* _JOB_: From the records below, pull each line that has "piersi".

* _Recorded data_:
========================================

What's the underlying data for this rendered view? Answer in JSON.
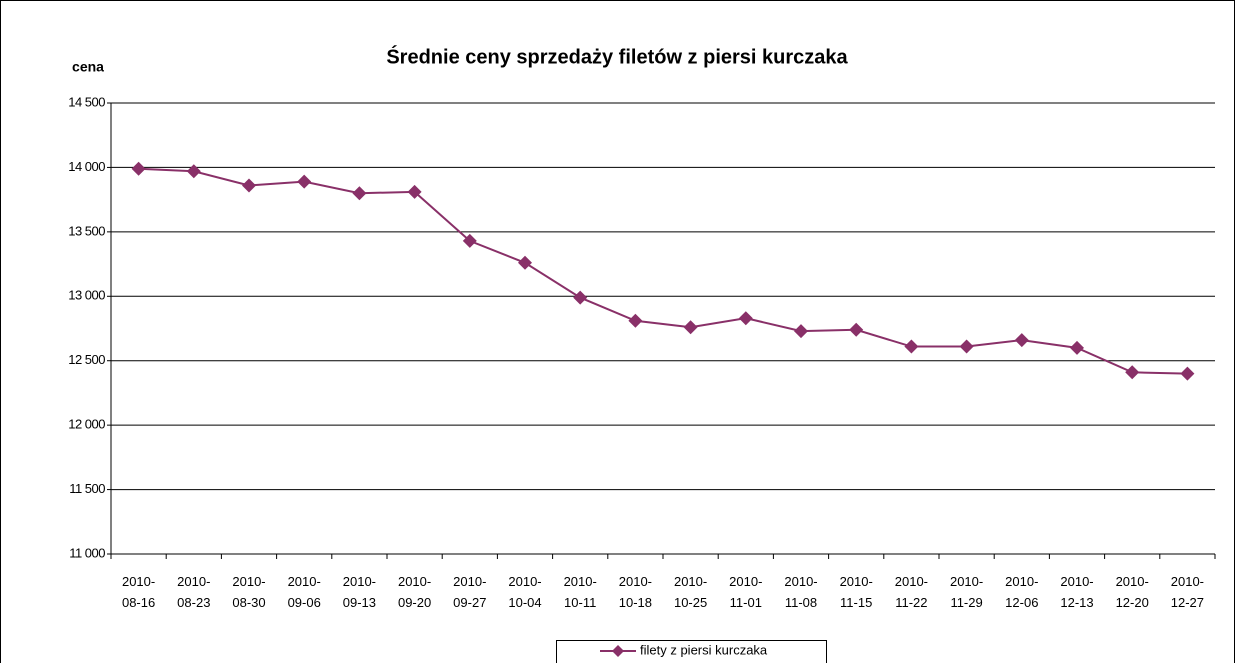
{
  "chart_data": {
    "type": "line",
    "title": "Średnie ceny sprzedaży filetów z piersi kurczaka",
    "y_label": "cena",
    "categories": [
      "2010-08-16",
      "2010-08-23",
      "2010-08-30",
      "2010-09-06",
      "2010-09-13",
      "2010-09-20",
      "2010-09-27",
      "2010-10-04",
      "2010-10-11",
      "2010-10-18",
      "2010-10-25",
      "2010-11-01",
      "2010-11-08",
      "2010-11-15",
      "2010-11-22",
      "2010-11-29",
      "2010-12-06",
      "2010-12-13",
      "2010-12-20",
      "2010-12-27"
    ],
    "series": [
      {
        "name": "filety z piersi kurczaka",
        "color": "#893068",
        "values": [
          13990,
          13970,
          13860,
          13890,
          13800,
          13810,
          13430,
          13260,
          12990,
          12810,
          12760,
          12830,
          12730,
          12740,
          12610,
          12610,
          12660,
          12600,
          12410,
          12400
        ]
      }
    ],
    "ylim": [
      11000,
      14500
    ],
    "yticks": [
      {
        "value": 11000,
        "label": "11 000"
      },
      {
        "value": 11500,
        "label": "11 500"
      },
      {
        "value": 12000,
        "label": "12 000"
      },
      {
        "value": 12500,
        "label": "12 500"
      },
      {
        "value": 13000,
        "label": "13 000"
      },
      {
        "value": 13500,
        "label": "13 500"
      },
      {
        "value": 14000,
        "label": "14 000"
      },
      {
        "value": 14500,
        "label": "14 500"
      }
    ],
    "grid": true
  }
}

========================================

* _SOLUTION FOR THIS PROBLEM_:
    "title": "Średnie ceny sprzedaży filetów z piersi kurczaka",
        "name": "filety z piersi kurczaka",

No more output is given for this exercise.